Records
• • • •
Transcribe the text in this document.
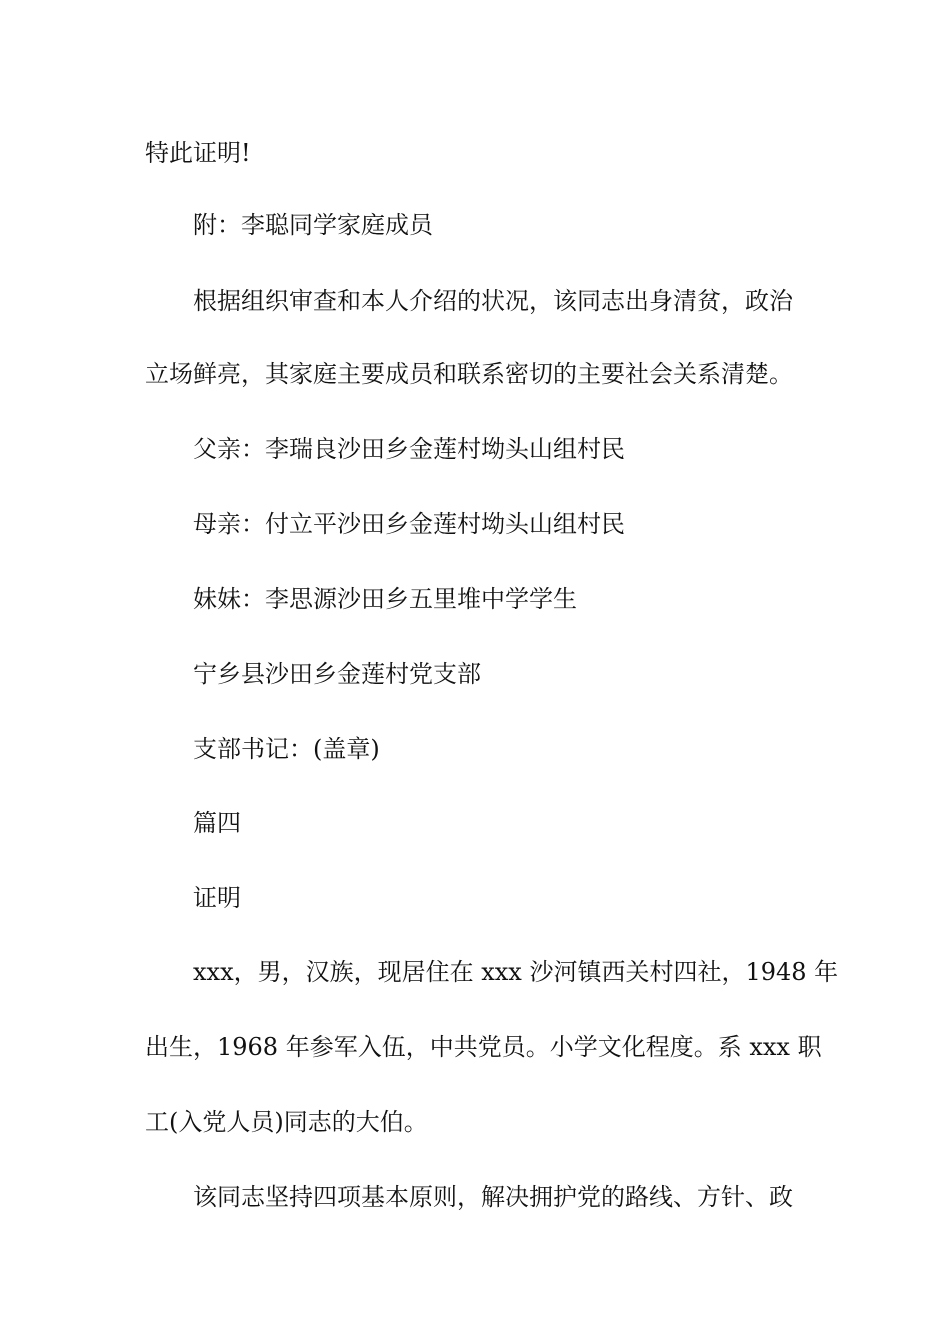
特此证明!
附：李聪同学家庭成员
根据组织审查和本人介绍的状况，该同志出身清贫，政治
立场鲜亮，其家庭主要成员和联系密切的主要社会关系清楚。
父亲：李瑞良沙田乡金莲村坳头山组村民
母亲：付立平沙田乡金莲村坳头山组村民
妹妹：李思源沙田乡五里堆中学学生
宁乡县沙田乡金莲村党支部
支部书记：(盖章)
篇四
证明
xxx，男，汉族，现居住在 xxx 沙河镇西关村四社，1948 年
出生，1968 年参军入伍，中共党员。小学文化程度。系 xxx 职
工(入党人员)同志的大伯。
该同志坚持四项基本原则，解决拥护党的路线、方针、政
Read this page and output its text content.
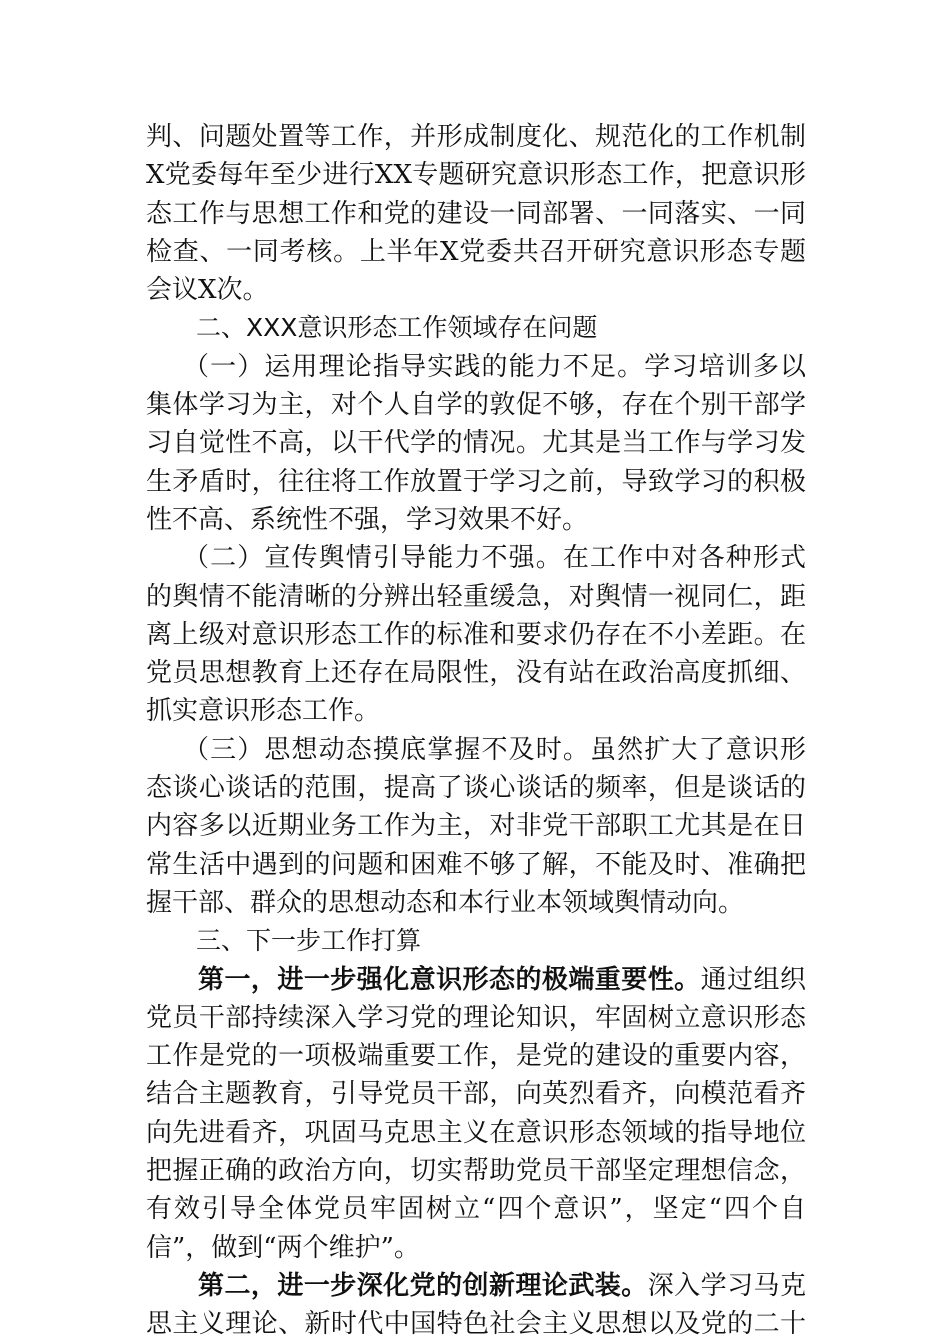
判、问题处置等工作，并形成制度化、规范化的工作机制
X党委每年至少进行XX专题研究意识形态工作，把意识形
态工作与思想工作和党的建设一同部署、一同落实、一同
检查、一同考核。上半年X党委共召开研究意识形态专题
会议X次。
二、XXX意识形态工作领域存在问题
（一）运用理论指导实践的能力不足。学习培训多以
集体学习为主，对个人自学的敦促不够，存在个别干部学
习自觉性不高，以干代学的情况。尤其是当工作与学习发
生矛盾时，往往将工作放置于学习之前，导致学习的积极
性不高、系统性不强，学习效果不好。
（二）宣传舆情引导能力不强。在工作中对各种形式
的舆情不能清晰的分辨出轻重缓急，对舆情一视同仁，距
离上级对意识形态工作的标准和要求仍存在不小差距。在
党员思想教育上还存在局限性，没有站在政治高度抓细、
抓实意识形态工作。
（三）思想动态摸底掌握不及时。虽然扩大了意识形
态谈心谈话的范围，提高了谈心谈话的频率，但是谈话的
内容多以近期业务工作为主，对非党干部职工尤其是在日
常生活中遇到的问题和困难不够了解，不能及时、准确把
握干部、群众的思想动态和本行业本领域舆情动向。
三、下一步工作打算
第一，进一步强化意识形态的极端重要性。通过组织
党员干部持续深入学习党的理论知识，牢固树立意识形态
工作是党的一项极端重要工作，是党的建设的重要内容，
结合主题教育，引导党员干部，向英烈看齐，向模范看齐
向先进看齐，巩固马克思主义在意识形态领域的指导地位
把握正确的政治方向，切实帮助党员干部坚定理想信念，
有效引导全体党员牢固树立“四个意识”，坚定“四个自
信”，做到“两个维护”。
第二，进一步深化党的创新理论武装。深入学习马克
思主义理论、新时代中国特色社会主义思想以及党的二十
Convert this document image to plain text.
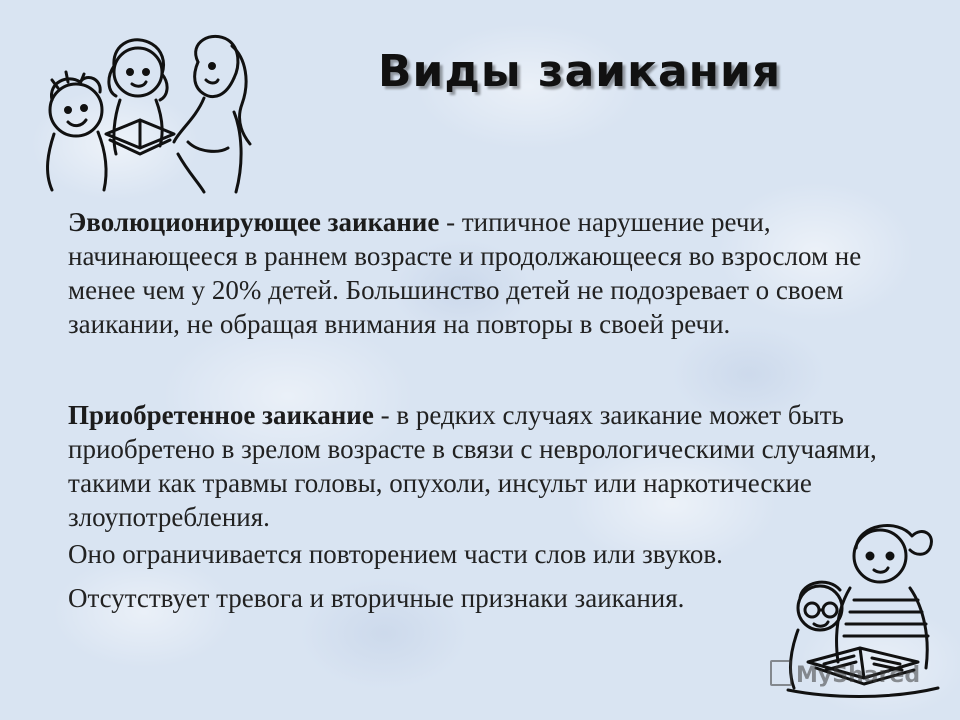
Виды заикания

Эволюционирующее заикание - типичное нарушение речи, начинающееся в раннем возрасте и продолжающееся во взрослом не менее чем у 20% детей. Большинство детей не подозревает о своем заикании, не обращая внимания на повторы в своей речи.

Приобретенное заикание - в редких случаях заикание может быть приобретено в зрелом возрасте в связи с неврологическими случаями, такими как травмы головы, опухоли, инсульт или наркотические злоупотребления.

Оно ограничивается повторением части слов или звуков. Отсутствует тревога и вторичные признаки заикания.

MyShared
• • • •
▶ [The exercise]:
Scan the material above. Extract every line in which the word "заикания" occurs.

▶ [Answer below]:
Виды заикания
Оно ограничивается повторением части слов или звуков. Отсутствует тревога и вторичные признаки заикания.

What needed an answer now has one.